● Data for processing
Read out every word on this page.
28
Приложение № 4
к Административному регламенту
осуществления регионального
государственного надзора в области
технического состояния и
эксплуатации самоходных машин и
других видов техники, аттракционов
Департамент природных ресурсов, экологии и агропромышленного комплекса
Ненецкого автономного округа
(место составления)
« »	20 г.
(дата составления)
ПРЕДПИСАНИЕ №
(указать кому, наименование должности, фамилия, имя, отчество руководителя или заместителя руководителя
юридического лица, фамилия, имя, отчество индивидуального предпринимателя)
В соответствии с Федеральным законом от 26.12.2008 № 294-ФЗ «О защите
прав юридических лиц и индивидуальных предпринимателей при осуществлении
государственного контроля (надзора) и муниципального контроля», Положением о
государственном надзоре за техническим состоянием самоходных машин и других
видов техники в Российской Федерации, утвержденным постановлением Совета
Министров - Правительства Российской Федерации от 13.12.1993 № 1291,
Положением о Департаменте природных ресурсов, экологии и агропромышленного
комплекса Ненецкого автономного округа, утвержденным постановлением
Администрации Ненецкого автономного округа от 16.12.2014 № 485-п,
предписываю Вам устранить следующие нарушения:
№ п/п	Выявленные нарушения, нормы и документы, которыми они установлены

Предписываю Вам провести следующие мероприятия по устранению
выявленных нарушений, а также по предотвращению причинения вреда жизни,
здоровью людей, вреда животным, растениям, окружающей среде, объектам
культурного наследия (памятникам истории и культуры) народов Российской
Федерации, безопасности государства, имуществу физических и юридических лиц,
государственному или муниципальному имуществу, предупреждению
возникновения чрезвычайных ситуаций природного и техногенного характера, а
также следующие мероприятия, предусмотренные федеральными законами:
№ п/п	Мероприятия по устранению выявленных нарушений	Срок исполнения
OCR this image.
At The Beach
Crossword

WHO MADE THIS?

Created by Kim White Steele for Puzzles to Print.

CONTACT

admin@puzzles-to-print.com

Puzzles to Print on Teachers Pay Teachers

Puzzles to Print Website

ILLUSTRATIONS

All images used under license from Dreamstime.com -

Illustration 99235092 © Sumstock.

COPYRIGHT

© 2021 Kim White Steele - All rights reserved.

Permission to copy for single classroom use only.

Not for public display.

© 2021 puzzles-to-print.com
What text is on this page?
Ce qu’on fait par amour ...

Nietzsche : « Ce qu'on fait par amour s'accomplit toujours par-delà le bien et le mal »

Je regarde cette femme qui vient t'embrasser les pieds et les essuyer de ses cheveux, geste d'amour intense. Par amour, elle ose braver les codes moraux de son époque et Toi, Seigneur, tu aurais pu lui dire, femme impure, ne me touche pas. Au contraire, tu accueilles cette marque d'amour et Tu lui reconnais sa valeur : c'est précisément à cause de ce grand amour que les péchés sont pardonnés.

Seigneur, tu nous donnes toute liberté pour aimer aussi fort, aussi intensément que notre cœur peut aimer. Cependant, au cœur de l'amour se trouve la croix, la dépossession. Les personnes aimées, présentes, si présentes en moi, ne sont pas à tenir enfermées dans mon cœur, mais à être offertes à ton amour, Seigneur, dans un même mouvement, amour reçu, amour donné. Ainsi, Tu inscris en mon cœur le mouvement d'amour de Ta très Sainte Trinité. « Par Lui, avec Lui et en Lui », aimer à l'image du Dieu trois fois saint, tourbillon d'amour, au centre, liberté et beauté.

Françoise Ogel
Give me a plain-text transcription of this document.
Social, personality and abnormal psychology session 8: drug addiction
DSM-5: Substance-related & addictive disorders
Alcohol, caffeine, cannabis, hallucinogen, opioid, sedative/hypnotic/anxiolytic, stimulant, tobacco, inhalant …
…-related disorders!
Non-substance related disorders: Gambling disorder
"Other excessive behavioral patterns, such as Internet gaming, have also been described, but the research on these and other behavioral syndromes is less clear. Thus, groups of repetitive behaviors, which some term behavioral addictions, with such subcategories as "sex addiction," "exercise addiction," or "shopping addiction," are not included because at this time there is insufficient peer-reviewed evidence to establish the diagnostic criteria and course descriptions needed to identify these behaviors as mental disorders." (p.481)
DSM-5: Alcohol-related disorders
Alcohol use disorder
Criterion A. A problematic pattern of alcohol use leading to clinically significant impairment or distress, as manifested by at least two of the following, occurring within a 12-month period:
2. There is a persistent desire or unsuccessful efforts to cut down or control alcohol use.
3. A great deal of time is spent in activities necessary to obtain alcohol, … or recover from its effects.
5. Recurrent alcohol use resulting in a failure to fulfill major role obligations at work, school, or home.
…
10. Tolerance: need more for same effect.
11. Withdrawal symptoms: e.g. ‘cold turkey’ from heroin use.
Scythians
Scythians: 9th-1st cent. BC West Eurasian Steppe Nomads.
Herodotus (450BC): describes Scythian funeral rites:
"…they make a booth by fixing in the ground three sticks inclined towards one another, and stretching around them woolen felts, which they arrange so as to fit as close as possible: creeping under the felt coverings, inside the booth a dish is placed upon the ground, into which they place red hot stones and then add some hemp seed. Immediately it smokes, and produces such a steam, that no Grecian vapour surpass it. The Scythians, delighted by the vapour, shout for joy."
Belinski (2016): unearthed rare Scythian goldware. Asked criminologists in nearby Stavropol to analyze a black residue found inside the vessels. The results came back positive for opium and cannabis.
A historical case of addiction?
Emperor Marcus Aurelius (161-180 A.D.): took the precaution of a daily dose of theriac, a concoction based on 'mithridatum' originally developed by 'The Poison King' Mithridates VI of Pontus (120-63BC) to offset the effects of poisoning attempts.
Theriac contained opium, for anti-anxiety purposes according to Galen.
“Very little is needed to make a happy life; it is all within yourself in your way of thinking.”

● Task requirements
Check each line above for the string "fait", then copy the ones that have it.

● Exercise solution
Ce qu’on fait par amour ...
Nietzsche : « Ce qu'on fait par amour s'accomplit toujours par-delà le bien et le mal »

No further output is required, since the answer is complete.